### Provided data
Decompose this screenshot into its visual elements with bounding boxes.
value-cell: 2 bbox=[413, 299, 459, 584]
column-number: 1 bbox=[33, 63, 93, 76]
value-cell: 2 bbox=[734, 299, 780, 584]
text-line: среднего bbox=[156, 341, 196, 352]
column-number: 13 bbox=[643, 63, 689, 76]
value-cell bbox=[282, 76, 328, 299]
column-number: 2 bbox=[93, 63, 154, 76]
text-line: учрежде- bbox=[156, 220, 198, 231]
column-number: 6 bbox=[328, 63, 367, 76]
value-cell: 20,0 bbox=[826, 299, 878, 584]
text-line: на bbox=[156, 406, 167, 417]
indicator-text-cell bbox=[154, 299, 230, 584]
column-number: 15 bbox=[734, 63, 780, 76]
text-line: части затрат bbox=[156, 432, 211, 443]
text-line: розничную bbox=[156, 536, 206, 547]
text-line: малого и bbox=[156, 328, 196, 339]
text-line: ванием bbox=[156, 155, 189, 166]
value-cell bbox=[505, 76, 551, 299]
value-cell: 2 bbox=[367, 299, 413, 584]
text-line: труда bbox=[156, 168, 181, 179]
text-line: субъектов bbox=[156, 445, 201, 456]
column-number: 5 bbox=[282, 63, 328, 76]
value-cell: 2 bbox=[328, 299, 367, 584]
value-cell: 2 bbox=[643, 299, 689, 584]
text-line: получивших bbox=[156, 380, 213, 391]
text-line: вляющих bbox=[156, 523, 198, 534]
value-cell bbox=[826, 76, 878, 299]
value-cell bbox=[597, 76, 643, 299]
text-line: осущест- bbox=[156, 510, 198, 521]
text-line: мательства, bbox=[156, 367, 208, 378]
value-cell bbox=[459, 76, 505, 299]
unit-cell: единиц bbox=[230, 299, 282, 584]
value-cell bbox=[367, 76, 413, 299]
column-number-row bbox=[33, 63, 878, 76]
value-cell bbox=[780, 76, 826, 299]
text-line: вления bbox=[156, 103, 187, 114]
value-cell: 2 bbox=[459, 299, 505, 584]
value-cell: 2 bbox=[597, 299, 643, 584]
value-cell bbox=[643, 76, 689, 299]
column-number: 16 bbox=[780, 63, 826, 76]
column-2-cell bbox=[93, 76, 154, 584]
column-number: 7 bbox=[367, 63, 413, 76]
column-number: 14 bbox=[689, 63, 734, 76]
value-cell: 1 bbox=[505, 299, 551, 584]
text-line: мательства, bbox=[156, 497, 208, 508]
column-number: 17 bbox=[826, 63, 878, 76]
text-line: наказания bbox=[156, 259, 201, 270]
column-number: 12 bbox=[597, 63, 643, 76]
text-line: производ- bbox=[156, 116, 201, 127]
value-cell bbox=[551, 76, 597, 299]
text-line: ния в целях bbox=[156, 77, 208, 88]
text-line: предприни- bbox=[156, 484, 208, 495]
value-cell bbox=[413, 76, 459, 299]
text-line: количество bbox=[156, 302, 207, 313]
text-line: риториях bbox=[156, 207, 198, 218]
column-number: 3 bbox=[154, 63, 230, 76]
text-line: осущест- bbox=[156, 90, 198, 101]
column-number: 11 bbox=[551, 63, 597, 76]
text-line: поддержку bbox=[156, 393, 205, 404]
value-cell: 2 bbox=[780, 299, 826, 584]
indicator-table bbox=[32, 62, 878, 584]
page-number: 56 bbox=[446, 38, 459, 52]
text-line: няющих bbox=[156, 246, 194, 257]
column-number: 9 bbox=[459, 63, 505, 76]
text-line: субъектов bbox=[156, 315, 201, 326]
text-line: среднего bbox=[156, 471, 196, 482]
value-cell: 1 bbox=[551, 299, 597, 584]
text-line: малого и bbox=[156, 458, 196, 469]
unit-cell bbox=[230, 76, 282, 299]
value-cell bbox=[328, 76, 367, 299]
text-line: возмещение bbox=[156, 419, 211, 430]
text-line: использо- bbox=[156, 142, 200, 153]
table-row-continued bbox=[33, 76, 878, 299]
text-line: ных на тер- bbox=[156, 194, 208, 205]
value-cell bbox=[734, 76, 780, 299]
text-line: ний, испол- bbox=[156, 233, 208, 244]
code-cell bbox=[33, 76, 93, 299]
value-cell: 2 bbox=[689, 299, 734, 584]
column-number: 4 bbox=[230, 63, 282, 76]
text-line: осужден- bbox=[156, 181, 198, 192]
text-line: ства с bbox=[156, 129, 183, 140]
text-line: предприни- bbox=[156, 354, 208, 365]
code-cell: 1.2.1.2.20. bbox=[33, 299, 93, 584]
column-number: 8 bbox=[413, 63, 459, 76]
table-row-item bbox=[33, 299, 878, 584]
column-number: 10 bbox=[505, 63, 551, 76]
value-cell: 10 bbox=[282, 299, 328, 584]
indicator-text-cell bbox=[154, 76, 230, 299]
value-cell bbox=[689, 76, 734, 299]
######
Put the part of the listing that opens with its first line and closes with the line containing "value-cell bbox=[413, 76, 459, 299]" into a Markdown table with the columns Row and Entry. Give each line its row number and skip any blank lines.

| Row | Entry |
|---|---|
| 1 | Decompose this screenshot into its visual elements with bounding boxes. |
| 2 | value-cell: 2 bbox=[413, 299, 459, 584] |
| 3 | column-number: 1 bbox=[33, 63, 93, 76] |
| 4 | value-cell: 2 bbox=[734, 299, 780, 584] |
| 5 | text-line: среднего bbox=[156, 341, 196, 352] |
| 6 | column-number: 13 bbox=[643, 63, 689, 76] |
| 7 | value-cell bbox=[282, 76, 328, 299] |
| 8 | column-number: 2 bbox=[93, 63, 154, 76] |
| 9 | text-line: учрежде- bbox=[156, 220, 198, 231] |
| 10 | column-number: 6 bbox=[328, 63, 367, 76] |
| 11 | value-cell: 20,0 bbox=[826, 299, 878, 584] |
| 12 | text-line: на bbox=[156, 406, 167, 417] |
| 13 | indicator-text-cell bbox=[154, 299, 230, 584] |
| 14 | column-number: 15 bbox=[734, 63, 780, 76] |
| 15 | text-line: части затрат bbox=[156, 432, 211, 443] |
| 16 | text-line: розничную bbox=[156, 536, 206, 547] |
| 17 | text-line: малого и bbox=[156, 328, 196, 339] |
| 18 | text-line: ванием bbox=[156, 155, 189, 166] |
| 19 | value-cell bbox=[505, 76, 551, 299] |
| 20 | value-cell: 2 bbox=[367, 299, 413, 584] |
| 21 | text-line: труда bbox=[156, 168, 181, 179] |
| 22 | text-line: субъектов bbox=[156, 445, 201, 456] |
| 23 | column-number: 5 bbox=[282, 63, 328, 76] |
| 24 | value-cell: 2 bbox=[328, 299, 367, 584] |
| 25 | value-cell: 2 bbox=[643, 299, 689, 584] |
| 26 | text-line: получивших bbox=[156, 380, 213, 391] |
| 27 | text-line: вляющих bbox=[156, 523, 198, 534] |
| 28 | value-cell bbox=[826, 76, 878, 299] |
| 29 | value-cell bbox=[597, 76, 643, 299] |
| 30 | text-line: осущест- bbox=[156, 510, 198, 521] |
| 31 | text-line: мательства, bbox=[156, 367, 208, 378] |
| 32 | value-cell bbox=[459, 76, 505, 299] |
| 33 | unit-cell: единиц bbox=[230, 299, 282, 584] |
| 34 | value-cell bbox=[367, 76, 413, 299] |
| 35 | column-number-row bbox=[33, 63, 878, 76] |
| 36 | value-cell bbox=[780, 76, 826, 299] |
| 37 | text-line: вления bbox=[156, 103, 187, 114] |
| 38 | value-cell: 2 bbox=[459, 299, 505, 584] |
| 39 | value-cell: 2 bbox=[597, 299, 643, 584] |
| 40 | value-cell bbox=[643, 76, 689, 299] |
| 41 | column-number: 16 bbox=[780, 63, 826, 76] |
| 42 | column-2-cell bbox=[93, 76, 154, 584] |
| 43 | column-number: 7 bbox=[367, 63, 413, 76] |
| 44 | column-number: 14 bbox=[689, 63, 734, 76] |
| 45 | value-cell: 1 bbox=[505, 299, 551, 584] |
| 46 | text-line: мательства, bbox=[156, 497, 208, 508] |
| 47 | column-number: 17 bbox=[826, 63, 878, 76] |
| 48 | text-line: наказания bbox=[156, 259, 201, 270] |
| 49 | column-number: 12 bbox=[597, 63, 643, 76] |
| 50 | text-line: производ- bbox=[156, 116, 201, 127] |
| 51 | value-cell bbox=[551, 76, 597, 299] |
| 52 | text-line: ния в целях bbox=[156, 77, 208, 88] |
| 53 | text-line: предприни- bbox=[156, 484, 208, 495] |
| 54 | value-cell bbox=[413, 76, 459, 299] |